Set problem:
For each line that holds "Surgeons", copy the line out.

Material for the task start

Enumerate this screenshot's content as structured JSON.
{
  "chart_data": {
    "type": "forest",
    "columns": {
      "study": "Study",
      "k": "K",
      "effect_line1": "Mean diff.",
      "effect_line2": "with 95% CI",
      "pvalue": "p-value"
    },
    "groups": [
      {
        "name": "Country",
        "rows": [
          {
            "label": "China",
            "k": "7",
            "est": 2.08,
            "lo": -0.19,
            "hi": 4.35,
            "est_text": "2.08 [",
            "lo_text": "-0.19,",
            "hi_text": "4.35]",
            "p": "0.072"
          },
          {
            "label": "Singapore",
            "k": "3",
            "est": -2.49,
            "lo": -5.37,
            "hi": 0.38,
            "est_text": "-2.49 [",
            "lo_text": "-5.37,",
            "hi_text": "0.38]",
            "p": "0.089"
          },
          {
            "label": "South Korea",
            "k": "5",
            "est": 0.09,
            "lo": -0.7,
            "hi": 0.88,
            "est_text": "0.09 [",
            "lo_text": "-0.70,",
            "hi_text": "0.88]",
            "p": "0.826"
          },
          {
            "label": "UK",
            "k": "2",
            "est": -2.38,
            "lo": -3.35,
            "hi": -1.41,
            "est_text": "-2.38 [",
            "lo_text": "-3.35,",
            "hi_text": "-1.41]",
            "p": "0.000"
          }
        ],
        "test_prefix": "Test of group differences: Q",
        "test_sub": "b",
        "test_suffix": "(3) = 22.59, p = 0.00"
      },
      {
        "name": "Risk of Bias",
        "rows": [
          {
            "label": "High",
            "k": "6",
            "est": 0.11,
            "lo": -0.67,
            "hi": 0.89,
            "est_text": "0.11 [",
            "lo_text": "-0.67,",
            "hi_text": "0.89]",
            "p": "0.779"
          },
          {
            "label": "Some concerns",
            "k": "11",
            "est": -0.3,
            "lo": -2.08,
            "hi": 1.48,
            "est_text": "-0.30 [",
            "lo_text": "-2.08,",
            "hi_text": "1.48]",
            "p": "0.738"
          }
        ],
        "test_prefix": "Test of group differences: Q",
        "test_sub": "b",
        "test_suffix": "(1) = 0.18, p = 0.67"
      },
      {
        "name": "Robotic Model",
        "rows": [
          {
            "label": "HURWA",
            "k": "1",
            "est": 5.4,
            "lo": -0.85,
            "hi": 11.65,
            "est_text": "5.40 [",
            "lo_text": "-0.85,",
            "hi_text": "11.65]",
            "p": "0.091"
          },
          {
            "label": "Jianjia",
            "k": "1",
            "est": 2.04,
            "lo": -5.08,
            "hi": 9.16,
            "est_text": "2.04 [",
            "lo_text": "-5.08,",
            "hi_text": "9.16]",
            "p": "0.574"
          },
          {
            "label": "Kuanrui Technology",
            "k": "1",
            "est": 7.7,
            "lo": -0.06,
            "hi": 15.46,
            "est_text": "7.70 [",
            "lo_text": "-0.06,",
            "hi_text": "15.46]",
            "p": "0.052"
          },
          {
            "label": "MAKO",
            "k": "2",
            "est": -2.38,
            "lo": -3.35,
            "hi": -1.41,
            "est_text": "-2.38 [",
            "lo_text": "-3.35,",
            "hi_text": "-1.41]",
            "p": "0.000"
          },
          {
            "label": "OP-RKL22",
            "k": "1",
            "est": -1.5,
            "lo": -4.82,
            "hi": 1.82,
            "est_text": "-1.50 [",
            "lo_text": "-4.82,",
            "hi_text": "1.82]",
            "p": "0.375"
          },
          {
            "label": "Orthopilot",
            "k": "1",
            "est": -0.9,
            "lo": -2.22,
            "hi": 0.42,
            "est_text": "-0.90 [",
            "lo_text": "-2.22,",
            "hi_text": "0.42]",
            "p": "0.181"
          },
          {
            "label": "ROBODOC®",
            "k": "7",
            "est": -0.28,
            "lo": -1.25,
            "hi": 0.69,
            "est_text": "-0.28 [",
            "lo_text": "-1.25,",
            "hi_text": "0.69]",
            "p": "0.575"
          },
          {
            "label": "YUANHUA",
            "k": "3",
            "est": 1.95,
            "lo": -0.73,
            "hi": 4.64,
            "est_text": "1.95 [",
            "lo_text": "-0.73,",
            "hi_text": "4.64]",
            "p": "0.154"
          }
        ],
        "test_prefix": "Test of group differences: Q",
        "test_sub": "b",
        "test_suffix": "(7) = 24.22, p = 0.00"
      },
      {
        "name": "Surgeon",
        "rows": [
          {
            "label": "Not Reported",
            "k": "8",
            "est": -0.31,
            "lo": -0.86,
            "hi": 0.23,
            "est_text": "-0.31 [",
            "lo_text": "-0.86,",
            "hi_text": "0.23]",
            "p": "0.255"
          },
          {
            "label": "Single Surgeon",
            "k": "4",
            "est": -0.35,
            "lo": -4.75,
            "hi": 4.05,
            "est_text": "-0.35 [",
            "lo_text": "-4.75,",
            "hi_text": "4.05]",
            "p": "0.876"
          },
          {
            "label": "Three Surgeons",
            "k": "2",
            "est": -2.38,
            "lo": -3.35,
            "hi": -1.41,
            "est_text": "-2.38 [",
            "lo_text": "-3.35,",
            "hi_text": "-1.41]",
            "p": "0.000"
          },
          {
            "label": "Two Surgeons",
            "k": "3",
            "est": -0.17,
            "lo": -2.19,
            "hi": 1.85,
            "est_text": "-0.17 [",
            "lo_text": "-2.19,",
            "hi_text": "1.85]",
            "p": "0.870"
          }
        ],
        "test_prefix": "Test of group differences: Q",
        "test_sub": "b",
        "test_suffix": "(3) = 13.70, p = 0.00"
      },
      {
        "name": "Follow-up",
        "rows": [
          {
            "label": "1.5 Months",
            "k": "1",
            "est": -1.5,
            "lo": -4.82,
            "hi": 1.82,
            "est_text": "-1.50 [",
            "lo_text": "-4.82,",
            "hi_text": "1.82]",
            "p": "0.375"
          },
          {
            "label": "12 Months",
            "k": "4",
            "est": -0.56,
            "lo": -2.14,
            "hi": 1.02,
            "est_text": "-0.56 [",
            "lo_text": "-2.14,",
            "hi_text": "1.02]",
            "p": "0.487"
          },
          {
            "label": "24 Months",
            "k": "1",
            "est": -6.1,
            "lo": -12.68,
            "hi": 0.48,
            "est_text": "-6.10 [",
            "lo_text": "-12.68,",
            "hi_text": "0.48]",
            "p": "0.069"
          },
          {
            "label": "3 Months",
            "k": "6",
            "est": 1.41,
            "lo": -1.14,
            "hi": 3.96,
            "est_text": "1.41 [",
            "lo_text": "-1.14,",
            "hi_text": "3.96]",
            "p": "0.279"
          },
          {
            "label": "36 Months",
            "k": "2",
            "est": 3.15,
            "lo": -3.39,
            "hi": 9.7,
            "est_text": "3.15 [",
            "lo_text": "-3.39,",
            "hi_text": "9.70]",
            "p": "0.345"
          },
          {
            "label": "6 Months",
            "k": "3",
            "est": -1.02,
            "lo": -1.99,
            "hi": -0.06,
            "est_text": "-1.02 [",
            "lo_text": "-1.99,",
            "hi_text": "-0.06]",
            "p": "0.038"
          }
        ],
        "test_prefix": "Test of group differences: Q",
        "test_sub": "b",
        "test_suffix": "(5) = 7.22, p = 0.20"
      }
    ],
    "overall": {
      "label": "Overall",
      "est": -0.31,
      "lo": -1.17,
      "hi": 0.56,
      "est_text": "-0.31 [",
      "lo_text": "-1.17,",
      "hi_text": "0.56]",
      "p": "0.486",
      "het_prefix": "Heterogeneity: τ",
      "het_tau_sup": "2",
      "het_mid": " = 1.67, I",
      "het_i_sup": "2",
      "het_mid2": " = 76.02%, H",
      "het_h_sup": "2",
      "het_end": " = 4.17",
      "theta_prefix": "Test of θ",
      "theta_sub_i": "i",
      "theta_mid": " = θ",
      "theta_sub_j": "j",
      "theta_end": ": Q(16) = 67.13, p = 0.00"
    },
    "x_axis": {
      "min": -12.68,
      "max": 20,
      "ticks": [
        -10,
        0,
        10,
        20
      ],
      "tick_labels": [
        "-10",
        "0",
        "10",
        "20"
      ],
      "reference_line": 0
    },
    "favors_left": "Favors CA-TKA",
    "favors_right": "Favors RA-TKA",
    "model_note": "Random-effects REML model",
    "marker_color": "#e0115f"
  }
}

Material for the task end

Result of this task:
            "label": "Three Surgeons",
            "label": "Two Surgeons",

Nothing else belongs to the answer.